## Gestellte Aufgabe a:
Nenne alle Zahlenangaben, die Anja Weber in ihren Antworten im Interview zum Braunkohlerevier macht.

## Vorliegender Text:
Interview mit der DGB-Chefin „Das Geld fürs Braunkohlerevier wird zweckentfremdet“

Düsseldorf · Die DGB-Chefin von NRW, Anja Weber, kritisiert Fehler in der Förderpolitik. Mittel, die für neue Arbeitsplätze für die beschäftigten der Braunkohle vorgesehen seien, würden für Bahn-Projekte wie die Kölner Westspange ausgegeben. Das sei grundfalsch, kritisiert die Gewerkschafterin.

 DGB-Chefin Anja Weber im Düsseldorfer DGB-Haus.

DGB-Chefin Anja Weber im Düsseldorfer DGB-Haus.

Foto: dpa/dpa, mg wst

Frau Weber, beim Thema Braun­kohle ist der Eindruck, dass genug Geld für den Strukturwandel da ist.

Weber Den Eindruck hatten wir auch immer. Das hat sich mit der Aufsichtsratssitzung der Zukunftsagentur Rheinisches Revier im Dezember aber geändert. Da hat die Landesregierung aufgezeigt, wofür sie das Geld einplant: Und da waren wir doch etwas erstaunt, dass vor allem Infrastrukturprojekte im Vordergrund stehen.

Was genau meinen Sie?

Weber Die Westspange rund um Köln, fraglos ein wichtiges Schienenverkehrsprojekt für die gesamte Republik. Aber muss das ausgerechnet mit Mitteln gestemmt werden, die für neue Arbeitsplätze im Braunkohlerevier vorgesehen sind? Ich denke nicht. Das wäre eher eine Aufgabe, die der Bund zu Schultern hätte.

Wie viel Prozent der Mittel, würde denn die Westspange verschlingen?

Weber Von den 14,8 Milliarden würde allein die Westpange 2,6 Milliarden Euro verschlingen. Hinzu kommen weitere Verkehrsprojekte, die sich auf insgesamt 40 Prozent summieren. Das konterkariert das gesamte Vorhaben.

Stellen Sie die Westspange infrage?

Weber Nein, sie muss dringend umgesetzt werden. Aber es ist grundfalsch, dafür Braunkohlemittel zu nehmen. Und es gibt mehr Beispiele.

Welche wären das?

## Gestellte Aufgabe b:
Benenne in den Datensätzen im Abschnitt vom Anfang bis einschließlich der Zeile mit „screen-logo-tagline: Bringing the“ das Wort „Farbraum“ in „Farbumfang“ um. Gib nur diesen Abschnitt wieder und lass alles andere darin unverändert.

## Datensätze zur Aufgabe:
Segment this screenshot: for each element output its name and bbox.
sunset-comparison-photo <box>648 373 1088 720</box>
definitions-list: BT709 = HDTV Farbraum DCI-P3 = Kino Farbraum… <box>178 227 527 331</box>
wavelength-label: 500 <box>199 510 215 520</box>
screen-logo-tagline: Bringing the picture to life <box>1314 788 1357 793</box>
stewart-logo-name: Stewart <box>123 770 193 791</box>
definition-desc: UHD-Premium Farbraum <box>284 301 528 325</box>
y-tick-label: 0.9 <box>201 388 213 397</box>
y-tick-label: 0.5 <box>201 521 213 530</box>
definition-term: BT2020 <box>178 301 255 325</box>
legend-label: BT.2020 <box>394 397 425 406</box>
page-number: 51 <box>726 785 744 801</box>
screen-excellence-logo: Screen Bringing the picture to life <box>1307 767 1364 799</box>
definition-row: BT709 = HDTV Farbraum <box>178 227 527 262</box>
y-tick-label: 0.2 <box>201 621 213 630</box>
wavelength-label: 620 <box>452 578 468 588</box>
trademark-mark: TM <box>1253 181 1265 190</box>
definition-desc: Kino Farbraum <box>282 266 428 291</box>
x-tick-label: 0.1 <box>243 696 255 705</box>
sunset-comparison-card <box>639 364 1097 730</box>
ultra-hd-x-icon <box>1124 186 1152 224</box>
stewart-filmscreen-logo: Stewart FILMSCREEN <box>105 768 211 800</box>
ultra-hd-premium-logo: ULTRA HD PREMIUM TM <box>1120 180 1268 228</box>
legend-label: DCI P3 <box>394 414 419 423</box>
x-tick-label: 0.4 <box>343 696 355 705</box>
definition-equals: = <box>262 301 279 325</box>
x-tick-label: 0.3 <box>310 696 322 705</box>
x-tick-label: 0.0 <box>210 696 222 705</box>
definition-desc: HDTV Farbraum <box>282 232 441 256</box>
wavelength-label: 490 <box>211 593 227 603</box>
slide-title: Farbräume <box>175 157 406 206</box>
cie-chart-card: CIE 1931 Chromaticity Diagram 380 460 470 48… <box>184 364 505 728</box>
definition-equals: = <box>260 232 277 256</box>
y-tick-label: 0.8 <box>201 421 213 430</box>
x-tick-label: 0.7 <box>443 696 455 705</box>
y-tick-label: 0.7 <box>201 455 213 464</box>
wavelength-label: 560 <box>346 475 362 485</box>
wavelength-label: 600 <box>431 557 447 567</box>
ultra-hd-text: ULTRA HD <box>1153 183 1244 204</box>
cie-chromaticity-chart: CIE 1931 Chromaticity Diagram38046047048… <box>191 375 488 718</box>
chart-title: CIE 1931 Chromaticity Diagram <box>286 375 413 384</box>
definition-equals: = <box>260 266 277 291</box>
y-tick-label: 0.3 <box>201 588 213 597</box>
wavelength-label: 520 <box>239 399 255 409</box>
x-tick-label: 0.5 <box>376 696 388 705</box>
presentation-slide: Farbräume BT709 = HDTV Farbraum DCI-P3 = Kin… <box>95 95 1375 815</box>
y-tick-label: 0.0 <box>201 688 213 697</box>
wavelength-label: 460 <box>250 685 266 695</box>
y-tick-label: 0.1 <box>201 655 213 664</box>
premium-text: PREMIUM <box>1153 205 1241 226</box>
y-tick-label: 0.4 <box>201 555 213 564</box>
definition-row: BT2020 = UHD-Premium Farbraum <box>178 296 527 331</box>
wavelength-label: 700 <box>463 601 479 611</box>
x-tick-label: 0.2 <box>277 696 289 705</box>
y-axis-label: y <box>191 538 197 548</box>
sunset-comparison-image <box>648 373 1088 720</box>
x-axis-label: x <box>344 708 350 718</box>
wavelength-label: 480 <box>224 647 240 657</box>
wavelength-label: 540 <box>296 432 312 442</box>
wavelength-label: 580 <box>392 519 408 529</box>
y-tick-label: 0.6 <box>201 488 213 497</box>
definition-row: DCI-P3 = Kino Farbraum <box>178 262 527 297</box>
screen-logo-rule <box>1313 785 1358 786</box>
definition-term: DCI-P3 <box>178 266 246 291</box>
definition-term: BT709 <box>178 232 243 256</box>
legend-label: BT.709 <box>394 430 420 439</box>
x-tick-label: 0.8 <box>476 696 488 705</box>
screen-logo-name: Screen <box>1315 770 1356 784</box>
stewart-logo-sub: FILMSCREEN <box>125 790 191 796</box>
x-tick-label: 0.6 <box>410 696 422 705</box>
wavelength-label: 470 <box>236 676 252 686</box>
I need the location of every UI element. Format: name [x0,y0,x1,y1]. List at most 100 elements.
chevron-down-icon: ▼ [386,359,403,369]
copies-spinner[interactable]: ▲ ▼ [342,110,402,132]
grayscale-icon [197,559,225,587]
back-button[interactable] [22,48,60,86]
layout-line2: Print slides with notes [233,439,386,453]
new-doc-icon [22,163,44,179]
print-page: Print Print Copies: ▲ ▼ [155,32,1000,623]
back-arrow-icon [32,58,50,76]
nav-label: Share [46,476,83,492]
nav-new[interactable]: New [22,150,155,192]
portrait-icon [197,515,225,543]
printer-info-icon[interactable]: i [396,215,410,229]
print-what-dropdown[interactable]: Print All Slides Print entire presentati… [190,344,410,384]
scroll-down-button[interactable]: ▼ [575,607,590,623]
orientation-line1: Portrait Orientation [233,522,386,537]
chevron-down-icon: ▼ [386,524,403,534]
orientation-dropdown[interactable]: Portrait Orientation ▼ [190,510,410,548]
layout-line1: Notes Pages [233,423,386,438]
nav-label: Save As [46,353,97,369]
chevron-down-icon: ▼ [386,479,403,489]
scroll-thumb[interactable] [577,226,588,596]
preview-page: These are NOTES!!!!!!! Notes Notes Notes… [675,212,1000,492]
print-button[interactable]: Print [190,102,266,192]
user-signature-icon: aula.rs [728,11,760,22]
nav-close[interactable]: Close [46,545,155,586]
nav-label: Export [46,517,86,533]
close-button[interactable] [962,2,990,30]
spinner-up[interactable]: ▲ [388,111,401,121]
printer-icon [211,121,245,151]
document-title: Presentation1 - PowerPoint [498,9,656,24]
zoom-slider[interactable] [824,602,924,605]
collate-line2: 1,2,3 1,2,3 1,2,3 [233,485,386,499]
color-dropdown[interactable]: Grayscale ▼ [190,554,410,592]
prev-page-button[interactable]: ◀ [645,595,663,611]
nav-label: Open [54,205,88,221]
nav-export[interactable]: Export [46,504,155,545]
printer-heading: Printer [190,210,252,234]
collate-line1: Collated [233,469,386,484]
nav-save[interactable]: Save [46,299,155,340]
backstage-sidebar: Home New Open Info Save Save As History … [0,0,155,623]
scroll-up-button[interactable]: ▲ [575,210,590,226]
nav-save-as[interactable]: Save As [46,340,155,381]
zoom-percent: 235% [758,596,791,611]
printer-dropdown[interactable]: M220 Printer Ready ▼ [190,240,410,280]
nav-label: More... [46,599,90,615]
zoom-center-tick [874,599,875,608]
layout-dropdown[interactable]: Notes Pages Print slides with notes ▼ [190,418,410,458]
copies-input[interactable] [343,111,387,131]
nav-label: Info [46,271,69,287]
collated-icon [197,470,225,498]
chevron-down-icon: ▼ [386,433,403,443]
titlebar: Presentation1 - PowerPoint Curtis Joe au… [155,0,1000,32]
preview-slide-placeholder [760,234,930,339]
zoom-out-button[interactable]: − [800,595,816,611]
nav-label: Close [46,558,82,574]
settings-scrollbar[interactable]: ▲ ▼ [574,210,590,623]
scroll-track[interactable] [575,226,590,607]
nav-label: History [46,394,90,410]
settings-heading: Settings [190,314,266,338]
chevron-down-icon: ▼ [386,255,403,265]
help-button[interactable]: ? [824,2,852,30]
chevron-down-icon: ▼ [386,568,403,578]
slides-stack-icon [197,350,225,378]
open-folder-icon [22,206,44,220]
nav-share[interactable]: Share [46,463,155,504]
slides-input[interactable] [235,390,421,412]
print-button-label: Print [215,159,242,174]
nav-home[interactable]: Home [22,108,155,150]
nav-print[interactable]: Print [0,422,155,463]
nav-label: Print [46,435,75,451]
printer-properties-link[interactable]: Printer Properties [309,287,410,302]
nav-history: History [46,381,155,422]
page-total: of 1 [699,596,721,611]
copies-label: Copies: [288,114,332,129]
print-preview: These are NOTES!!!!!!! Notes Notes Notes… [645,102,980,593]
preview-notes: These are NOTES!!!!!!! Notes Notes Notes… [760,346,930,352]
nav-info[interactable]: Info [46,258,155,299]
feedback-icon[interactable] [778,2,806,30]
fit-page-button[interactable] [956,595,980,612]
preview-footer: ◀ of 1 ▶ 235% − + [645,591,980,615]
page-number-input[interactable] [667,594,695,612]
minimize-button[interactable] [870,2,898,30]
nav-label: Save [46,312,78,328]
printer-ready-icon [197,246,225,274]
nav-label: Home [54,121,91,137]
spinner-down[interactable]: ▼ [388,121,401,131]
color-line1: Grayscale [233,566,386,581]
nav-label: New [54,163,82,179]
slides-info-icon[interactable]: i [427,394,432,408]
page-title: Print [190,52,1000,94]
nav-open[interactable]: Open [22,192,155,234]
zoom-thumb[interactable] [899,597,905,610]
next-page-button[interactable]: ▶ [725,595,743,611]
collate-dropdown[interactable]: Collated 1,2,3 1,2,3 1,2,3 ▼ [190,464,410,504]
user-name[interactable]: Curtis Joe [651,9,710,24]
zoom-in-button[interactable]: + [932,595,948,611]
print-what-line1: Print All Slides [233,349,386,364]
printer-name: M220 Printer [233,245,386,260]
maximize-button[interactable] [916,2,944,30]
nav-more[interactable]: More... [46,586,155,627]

## Vollständige Antwort a:
- 14,8 Milliarden
- 2,6 Milliarden Euro
- 40 Prozent

## Vollständige Antwort b:
Segment this screenshot: for each element output its name and bbox.
sunset-comparison-photo <box>648 373 1088 720</box>
definitions-list: BT709 = HDTV Farbumfang DCI-P3 = Kino Farbumfang… <box>178 227 527 331</box>
wavelength-label: 500 <box>199 510 215 520</box>
screen-logo-tagline: Bringing the picture to life <box>1314 788 1357 793</box>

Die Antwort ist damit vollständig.